- DIRECTIVE
Within the records that follow, find every line containing the string "polarizada". Copy those lines.

--- RECORD EXCERPTS ---

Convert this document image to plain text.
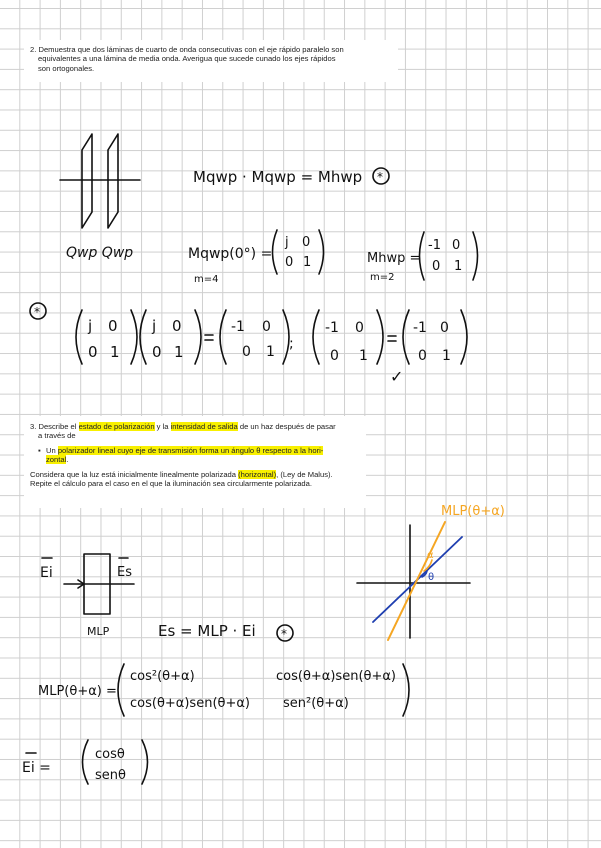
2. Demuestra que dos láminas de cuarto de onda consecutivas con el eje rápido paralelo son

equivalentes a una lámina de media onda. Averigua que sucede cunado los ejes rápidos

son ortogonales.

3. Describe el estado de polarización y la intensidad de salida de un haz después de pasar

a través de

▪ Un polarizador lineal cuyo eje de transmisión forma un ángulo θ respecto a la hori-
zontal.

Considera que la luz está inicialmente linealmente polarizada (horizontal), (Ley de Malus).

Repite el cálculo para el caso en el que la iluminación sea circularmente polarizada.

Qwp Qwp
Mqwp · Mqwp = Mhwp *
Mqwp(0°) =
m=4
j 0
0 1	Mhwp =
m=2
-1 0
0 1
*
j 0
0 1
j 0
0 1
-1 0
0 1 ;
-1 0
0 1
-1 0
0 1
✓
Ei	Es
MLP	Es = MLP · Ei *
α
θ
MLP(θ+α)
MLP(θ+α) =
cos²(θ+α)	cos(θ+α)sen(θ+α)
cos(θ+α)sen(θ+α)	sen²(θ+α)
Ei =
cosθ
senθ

---

- THE OUTPUT
Considera que la luz está inicialmente linealmente polarizada (horizontal), (Ley de Malus).
Repite el cálculo para el caso en el que la iluminación sea circularmente polarizada.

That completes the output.